— START OF Entries supplied —
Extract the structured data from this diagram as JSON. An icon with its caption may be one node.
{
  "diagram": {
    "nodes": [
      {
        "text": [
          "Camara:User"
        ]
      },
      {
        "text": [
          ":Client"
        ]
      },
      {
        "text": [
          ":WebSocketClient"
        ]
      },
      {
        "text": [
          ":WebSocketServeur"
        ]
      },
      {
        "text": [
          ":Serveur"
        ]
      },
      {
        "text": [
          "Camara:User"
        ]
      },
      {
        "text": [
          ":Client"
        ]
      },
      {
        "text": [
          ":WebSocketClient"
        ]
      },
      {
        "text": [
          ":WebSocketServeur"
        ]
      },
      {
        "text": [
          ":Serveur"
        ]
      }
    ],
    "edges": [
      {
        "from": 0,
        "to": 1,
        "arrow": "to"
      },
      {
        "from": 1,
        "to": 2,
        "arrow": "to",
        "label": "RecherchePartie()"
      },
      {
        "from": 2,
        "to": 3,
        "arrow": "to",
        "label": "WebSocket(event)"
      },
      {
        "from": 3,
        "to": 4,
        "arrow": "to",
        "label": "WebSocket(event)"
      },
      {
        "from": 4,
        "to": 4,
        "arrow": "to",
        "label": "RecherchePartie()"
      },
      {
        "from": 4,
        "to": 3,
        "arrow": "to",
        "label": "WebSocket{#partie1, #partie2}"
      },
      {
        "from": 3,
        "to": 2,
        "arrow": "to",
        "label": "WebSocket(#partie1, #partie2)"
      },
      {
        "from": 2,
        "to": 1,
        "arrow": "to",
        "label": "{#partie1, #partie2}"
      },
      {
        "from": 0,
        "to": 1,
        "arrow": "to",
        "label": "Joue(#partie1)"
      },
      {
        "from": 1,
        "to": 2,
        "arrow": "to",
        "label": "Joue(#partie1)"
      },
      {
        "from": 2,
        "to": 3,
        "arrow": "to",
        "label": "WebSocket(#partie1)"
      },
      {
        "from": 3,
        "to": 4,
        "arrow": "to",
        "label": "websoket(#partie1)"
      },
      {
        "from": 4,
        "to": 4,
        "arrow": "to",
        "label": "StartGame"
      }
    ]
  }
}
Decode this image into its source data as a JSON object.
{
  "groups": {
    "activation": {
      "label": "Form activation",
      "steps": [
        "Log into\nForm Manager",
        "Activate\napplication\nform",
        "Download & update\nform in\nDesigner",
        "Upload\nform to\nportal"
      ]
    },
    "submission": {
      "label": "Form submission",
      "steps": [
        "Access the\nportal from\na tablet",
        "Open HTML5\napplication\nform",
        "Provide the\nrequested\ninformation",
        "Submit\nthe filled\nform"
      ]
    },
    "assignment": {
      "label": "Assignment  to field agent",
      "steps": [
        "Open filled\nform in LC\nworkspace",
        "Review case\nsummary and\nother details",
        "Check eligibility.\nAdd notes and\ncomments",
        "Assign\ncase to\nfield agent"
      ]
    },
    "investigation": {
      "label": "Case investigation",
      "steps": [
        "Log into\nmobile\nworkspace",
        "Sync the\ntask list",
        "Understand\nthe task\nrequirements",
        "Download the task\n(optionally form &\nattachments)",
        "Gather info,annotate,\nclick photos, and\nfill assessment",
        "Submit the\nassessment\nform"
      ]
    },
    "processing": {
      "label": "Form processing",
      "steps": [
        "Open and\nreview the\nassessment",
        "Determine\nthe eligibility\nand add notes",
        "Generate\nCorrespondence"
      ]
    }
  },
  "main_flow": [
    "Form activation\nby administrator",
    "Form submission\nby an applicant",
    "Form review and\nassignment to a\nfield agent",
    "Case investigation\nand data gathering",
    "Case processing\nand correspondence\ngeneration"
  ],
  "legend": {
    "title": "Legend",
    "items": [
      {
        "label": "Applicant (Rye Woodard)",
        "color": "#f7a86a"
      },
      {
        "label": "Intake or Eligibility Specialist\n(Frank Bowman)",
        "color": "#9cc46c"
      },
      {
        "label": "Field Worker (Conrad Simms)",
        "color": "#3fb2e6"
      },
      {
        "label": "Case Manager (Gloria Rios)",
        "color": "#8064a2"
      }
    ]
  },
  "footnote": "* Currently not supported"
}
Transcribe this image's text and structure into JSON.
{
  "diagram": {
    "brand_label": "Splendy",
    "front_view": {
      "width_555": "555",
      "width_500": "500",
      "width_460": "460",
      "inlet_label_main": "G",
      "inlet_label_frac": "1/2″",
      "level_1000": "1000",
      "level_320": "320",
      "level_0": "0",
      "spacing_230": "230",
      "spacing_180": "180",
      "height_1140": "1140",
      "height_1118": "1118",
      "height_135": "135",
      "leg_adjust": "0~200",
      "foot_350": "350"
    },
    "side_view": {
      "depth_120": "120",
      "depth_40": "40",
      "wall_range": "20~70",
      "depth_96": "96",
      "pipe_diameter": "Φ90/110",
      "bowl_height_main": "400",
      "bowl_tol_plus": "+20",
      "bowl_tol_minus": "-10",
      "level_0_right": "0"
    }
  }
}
— END OF Entries supplied —
**Requirements:** Return every line from the one holding "Transcribe this image's" through the end of the data, exactly as it appears, with both ends kept and nothing else.

**Output:**
Transcribe this image's text and structure into JSON.
{
  "diagram": {
    "brand_label": "Splendy",
    "front_view": {
      "width_555": "555",
      "width_500": "500",
      "width_460": "460",
      "inlet_label_main": "G",
      "inlet_label_frac": "1/2″",
      "level_1000": "1000",
      "level_320": "320",
      "level_0": "0",
      "spacing_230": "230",
      "spacing_180": "180",
      "height_1140": "1140",
      "height_1118": "1118",
      "height_135": "135",
      "leg_adjust": "0~200",
      "foot_350": "350"
    },
    "side_view": {
      "depth_120": "120",
      "depth_40": "40",
      "wall_range": "20~70",
      "depth_96": "96",
      "pipe_diameter": "Φ90/110",
      "bowl_height_main": "400",
      "bowl_tol_plus": "+20",
      "bowl_tol_minus": "-10",
      "level_0_right": "0"
    }
  }
}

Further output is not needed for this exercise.